··· Dataset extract ···
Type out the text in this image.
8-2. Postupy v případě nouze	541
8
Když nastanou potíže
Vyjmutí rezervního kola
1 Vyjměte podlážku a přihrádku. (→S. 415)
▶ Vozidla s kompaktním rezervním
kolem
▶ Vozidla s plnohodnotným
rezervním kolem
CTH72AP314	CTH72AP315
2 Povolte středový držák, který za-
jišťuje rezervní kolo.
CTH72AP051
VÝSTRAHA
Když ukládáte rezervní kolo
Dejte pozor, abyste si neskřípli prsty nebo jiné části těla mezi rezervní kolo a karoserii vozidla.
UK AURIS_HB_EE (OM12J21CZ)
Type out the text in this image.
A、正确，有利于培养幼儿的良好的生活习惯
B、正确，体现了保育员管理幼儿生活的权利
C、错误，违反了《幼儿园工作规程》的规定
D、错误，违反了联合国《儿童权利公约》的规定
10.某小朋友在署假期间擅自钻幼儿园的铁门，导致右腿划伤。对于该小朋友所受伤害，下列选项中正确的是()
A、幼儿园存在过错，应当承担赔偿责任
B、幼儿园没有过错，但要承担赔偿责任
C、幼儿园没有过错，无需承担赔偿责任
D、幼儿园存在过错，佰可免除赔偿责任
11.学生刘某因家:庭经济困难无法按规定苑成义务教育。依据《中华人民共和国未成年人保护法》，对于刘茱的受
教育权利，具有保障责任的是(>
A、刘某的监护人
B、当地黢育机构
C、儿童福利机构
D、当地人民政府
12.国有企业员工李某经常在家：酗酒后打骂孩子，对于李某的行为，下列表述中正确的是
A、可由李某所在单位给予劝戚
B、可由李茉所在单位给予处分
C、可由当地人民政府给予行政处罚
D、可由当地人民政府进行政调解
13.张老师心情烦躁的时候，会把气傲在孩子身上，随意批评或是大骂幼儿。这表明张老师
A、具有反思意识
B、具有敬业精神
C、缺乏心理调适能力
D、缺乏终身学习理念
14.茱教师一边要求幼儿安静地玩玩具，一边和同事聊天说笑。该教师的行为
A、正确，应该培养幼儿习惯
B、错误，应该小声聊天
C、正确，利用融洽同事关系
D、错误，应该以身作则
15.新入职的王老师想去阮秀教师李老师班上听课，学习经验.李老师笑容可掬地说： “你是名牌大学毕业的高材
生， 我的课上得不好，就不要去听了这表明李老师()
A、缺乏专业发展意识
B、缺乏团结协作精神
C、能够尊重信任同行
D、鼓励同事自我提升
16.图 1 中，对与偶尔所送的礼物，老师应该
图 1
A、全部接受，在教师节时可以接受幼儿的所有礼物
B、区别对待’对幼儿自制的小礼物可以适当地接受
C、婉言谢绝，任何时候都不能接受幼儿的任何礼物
···
● Given task: Repeat all the records. Match each line exactly.

● Answer:
Type out the text in this image.
8-2. Postupy v případě nouze	541
8
Když nastanou potíže
Vyjmutí rezervního kola
1 Vyjměte podlážku a přihrádku. (→S. 415)
▶ Vozidla s kompaktním rezervním
kolem
▶ Vozidla s plnohodnotným
rezervním kolem
CTH72AP314	CTH72AP315
2 Povolte středový držák, který za-
jišťuje rezervní kolo.
CTH72AP051
VÝSTRAHA
Když ukládáte rezervní kolo
Dejte pozor, abyste si neskřípli prsty nebo jiné části těla mezi rezervní kolo a karoserii vozidla.
UK AURIS_HB_EE (OM12J21CZ)
Type out the text in this image.
A、正确，有利于培养幼儿的良好的生活习惯
B、正确，体现了保育员管理幼儿生活的权利
C、错误，违反了《幼儿园工作规程》的规定
D、错误，违反了联合国《儿童权利公约》的规定
10.某小朋友在署假期间擅自钻幼儿园的铁门，导致右腿划伤。对于该小朋友所受伤害，下列选项中正确的是()
A、幼儿园存在过错，应当承担赔偿责任
B、幼儿园没有过错，但要承担赔偿责任
C、幼儿园没有过错，无需承担赔偿责任
D、幼儿园存在过错，佰可免除赔偿责任
11.学生刘某因家:庭经济困难无法按规定苑成义务教育。依据《中华人民共和国未成年人保护法》，对于刘茱的受
教育权利，具有保障责任的是(>
A、刘某的监护人
B、当地黢育机构
C、儿童福利机构
D、当地人民政府
12.国有企业员工李某经常在家：酗酒后打骂孩子，对于李某的行为，下列表述中正确的是
A、可由李某所在单位给予劝戚
B、可由李茉所在单位给予处分
C、可由当地人民政府给予行政处罚
D、可由当地人民政府进行政调解
13.张老师心情烦躁的时候，会把气傲在孩子身上，随意批评或是大骂幼儿。这表明张老师
A、具有反思意识
B、具有敬业精神
C、缺乏心理调适能力
D、缺乏终身学习理念
14.茱教师一边要求幼儿安静地玩玩具，一边和同事聊天说笑。该教师的行为
A、正确，应该培养幼儿习惯
B、错误，应该小声聊天
C、正确，利用融洽同事关系
D、错误，应该以身作则
15.新入职的王老师想去阮秀教师李老师班上听课，学习经验.李老师笑容可掬地说： “你是名牌大学毕业的高材
生， 我的课上得不好，就不要去听了这表明李老师()
A、缺乏专业发展意识
B、缺乏团结协作精神
C、能够尊重信任同行
D、鼓励同事自我提升
16.图 1 中，对与偶尔所送的礼物，老师应该
图 1
A、全部接受，在教师节时可以接受幼儿的所有礼物
B、区别对待’对幼儿自制的小礼物可以适当地接受
C、婉言谢绝，任何时候都不能接受幼儿的任何礼物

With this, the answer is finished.